THINGS TO DO >>
A – Copy the listing word for word, beginning with its first line and continuing through the line containing "preservation-path-label: Preservation path", with both of those lines included.
B – Continue the description of the parity-learning instances from the point at which it stops.

SELECTED EXCERPT >>
--- start ---

# Instances for Learning the Parity Function

The following description is based on the original description of James Crawford which is available here from the DIMACS ftp-site.

These instances are a propositional versions of parity learning problems. This problem is believed to be quite difficult because it is self-reducible (i.e. any instance of the problem can be reduced to a collection of randomly distributed instances of the problem). The problem was suggested by Mike Kearns. Rob Schapire and Haym Hirsh helped with building the generator.

The files are named:

parn-i.cnf
where n is the number of variables in the original parity learning problem and i is just the instance number. There are five instances each with n=8, 16, and 32. All instances are satisfiable.

There are also files named:

parn-i-c.cnf
These are just compressed versions of the other files (using a simple polynomial time simplifier). Some algorithms work better on the compressed versions and some may work better on the uncompressed versions.

--- end ---

AVAILABLE DATA >>
--- start ---

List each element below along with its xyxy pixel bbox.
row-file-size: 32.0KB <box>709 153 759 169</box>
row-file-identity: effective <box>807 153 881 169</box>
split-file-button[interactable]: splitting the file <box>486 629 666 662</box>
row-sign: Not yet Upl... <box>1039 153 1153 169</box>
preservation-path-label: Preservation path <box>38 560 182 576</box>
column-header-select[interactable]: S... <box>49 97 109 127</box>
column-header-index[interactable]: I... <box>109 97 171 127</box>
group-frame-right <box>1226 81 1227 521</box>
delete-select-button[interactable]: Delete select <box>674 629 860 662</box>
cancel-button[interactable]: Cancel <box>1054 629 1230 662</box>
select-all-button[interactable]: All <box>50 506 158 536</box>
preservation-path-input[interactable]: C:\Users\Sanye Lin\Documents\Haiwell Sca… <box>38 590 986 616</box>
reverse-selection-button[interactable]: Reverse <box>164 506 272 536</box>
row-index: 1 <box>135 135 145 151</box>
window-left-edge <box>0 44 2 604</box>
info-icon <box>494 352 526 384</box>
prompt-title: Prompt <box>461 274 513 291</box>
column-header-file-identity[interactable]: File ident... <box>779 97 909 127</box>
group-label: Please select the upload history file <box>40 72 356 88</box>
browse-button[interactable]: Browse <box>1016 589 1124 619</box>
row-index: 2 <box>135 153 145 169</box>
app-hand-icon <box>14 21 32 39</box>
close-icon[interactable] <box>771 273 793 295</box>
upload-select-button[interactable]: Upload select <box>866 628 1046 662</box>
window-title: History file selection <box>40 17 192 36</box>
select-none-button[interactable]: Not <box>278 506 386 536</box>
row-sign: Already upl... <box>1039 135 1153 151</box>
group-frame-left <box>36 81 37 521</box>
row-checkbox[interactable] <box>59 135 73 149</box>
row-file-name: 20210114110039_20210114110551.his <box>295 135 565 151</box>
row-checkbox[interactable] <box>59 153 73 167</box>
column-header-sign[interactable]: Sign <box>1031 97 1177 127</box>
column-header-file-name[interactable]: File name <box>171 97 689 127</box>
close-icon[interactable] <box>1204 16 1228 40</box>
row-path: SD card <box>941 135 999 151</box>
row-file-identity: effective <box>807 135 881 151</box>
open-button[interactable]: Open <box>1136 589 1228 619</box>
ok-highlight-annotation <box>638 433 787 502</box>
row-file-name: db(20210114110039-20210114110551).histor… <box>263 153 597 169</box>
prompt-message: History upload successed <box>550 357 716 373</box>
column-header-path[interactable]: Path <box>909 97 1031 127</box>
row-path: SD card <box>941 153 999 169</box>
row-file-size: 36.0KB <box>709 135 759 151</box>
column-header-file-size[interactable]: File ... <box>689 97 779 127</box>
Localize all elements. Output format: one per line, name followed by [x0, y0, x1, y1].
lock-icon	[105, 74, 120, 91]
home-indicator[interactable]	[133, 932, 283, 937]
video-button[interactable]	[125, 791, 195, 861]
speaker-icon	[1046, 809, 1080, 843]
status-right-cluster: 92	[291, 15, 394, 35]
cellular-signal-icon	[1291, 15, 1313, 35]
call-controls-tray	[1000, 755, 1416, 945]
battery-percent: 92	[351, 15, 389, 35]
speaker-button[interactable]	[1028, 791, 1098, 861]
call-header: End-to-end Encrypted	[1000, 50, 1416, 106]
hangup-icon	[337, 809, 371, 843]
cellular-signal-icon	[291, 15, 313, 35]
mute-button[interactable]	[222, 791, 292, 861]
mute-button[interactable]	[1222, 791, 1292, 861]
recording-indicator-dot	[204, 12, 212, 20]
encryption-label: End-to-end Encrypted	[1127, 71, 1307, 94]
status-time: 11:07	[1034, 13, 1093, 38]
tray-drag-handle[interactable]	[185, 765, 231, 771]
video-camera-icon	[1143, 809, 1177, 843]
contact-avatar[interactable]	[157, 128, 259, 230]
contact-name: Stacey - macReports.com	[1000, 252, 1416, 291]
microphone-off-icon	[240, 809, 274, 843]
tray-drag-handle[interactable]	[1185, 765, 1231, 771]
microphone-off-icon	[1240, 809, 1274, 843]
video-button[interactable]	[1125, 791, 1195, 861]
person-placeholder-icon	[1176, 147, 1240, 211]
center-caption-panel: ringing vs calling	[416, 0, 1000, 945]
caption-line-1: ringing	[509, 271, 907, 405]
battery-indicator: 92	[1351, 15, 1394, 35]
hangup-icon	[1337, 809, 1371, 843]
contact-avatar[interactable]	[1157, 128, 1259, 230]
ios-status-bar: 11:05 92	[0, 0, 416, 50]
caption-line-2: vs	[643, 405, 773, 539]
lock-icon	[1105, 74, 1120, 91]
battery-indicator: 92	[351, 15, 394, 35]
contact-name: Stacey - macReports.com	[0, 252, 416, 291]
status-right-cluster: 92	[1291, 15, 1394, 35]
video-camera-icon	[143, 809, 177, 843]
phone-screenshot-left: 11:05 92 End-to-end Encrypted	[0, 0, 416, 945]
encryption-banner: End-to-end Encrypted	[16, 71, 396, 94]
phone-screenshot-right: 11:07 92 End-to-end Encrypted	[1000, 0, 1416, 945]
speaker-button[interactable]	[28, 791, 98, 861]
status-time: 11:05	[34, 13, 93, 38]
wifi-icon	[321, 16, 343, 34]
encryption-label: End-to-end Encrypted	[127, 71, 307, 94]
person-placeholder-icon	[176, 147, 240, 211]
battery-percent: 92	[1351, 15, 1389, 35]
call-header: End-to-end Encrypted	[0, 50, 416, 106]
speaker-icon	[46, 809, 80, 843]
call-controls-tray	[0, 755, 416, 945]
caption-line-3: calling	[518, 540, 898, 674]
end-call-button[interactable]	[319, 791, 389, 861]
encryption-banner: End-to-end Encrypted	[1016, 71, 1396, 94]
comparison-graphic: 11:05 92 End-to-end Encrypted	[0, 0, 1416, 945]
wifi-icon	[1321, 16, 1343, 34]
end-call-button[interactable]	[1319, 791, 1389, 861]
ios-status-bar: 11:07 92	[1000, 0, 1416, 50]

--- end ---

TASK-BY-TASK OUTPUTS >>
A –
List each element below along with its xyxy pixel bbox.
row-file-size: 32.0KB <box>709 153 759 169</box>
row-file-identity: effective <box>807 153 881 169</box>
split-file-button[interactable]: splitting the file <box>486 629 666 662</box>
row-sign: Not yet Upl... <box>1039 153 1153 169</box>
preservation-path-label: Preservation path <box>38 560 182 576</box>

B –
#### Informal Problem Statement

The general problem is to identify an unknown Boolean function given (potentially noisy) I/O samples of the function (and given the class of the function). A successful solution to this problem need not actually be the function that gave rise to the I/O samples, as long as the function that is returned as a solution satisfies some suitably low bound on the number of mistakes it makes on the samples.

The class of Boolean functions considered here is the set of all parity functions over a set of Boolean variables and subsets of those variables. Stated more precisely:

PROBLEM STATEMENT:

Given:
m vectors: X_1,...,X_m of length n [these are the sample inputs]
m bits: y_1,...,y_m [these are the sample outputs]
An error tolerance 0 <= E < 1.

Find:
n bits: a_1,...,a_n such that there are at most mE numbers t for which

parity( a_1*X_t^1,..., a_n*X_t^n) NOT= y_t
EXPLANATION:

The X_i represent m sample inputs over n Boolean variables, the y_i the (potentially incorrect) value of the unknown parity function on each of the m inputs. E represents a bound on the acceptable error rate.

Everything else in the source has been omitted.